● Goal: Retype all of the entries word for word.

[Saved entries]

※

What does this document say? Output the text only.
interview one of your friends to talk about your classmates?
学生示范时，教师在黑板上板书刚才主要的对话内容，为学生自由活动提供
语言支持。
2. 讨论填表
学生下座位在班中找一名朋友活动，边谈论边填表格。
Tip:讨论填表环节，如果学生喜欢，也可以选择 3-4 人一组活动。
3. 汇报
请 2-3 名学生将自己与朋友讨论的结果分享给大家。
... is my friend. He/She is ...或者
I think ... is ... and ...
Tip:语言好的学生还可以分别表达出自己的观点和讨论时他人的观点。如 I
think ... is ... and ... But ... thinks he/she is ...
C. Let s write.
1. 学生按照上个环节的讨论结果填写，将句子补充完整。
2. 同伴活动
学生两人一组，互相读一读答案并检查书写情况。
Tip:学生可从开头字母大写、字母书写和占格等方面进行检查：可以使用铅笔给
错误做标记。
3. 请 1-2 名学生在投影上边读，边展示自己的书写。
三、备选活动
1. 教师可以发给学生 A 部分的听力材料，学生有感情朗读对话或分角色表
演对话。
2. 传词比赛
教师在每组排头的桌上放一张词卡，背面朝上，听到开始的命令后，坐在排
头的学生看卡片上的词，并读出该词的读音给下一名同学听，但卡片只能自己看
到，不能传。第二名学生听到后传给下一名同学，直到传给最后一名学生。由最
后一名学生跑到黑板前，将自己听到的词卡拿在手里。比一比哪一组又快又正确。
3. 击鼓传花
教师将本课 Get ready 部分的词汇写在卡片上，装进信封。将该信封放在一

※

● Expected output:
What does this document say? Output the text only.
interview one of your friends to talk about your classmates?
学生示范时，教师在黑板上板书刚才主要的对话内容，为学生自由活动提供
语言支持。
2. 讨论填表
学生下座位在班中找一名朋友活动，边谈论边填表格。
Tip:讨论填表环节，如果学生喜欢，也可以选择 3-4 人一组活动。
3. 汇报
请 2-3 名学生将自己与朋友讨论的结果分享给大家。
... is my friend. He/She is ...或者
I think ... is ... and ...
Tip:语言好的学生还可以分别表达出自己的观点和讨论时他人的观点。如 I
think ... is ... and ... But ... thinks he/she is ...
C. Let s write.
1. 学生按照上个环节的讨论结果填写，将句子补充完整。
2. 同伴活动
学生两人一组，互相读一读答案并检查书写情况。
Tip:学生可从开头字母大写、字母书写和占格等方面进行检查：可以使用铅笔给
错误做标记。
3. 请 1-2 名学生在投影上边读，边展示自己的书写。
三、备选活动
1. 教师可以发给学生 A 部分的听力材料，学生有感情朗读对话或分角色表
演对话。
2. 传词比赛
教师在每组排头的桌上放一张词卡，背面朝上，听到开始的命令后，坐在排
头的学生看卡片上的词，并读出该词的读音给下一名同学听，但卡片只能自己看
到，不能传。第二名学生听到后传给下一名同学，直到传给最后一名学生。由最
后一名学生跑到黑板前，将自己听到的词卡拿在手里。比一比哪一组又快又正确。
3. 击鼓传花
教师将本课 Get ready 部分的词汇写在卡片上，装进信封。将该信封放在一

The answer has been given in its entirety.